** START OF ENTRIES PROVIDED **

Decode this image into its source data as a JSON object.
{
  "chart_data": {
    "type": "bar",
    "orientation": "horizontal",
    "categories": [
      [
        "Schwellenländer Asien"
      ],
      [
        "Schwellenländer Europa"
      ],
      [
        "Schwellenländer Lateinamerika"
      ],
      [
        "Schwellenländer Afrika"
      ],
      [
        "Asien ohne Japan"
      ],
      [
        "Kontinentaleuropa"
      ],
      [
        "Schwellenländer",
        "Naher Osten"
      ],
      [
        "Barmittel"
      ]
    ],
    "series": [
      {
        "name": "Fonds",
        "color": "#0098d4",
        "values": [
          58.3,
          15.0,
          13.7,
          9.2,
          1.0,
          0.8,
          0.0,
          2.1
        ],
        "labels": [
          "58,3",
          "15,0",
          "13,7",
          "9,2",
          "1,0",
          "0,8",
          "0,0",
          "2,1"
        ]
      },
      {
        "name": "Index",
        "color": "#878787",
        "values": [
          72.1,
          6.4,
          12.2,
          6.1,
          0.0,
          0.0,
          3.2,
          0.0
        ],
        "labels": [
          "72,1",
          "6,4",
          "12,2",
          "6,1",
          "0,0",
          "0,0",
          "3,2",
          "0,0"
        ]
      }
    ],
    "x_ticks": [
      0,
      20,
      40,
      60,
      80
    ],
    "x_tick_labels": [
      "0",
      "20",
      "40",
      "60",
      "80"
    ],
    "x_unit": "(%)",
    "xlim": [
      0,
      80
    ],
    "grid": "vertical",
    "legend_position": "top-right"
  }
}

** END OF ENTRIES PROVIDED **

**EXERCISE INSTRUCTIONS:**
Write down all the entries again without a single difference.

**SOLUTION FOR THIS TASK:**
Decode this image into its source data as a JSON object.
{
  "chart_data": {
    "type": "bar",
    "orientation": "horizontal",
    "categories": [
      [
        "Schwellenländer Asien"
      ],
      [
        "Schwellenländer Europa"
      ],
      [
        "Schwellenländer Lateinamerika"
      ],
      [
        "Schwellenländer Afrika"
      ],
      [
        "Asien ohne Japan"
      ],
      [
        "Kontinentaleuropa"
      ],
      [
        "Schwellenländer",
        "Naher Osten"
      ],
      [
        "Barmittel"
      ]
    ],
    "series": [
      {
        "name": "Fonds",
        "color": "#0098d4",
        "values": [
          58.3,
          15.0,
          13.7,
          9.2,
          1.0,
          0.8,
          0.0,
          2.1
        ],
        "labels": [
          "58,3",
          "15,0",
          "13,7",
          "9,2",
          "1,0",
          "0,8",
          "0,0",
          "2,1"
        ]
      },
      {
        "name": "Index",
        "color": "#878787",
        "values": [
          72.1,
          6.4,
          12.2,
          6.1,
          0.0,
          0.0,
          3.2,
          0.0
        ],
        "labels": [
          "72,1",
          "6,4",
          "12,2",
          "6,1",
          "0,0",
          "0,0",
          "3,2",
          "0,0"
        ]
      }
    ],
    "x_ticks": [
      0,
      20,
      40,
      60,
      80
    ],
    "x_tick_labels": [
      "0",
      "20",
      "40",
      "60",
      "80"
    ],
    "x_unit": "(%)",
    "xlim": [
      0,
      80
    ],
    "grid": "vertical",
    "legend_position": "top-right"
  }
}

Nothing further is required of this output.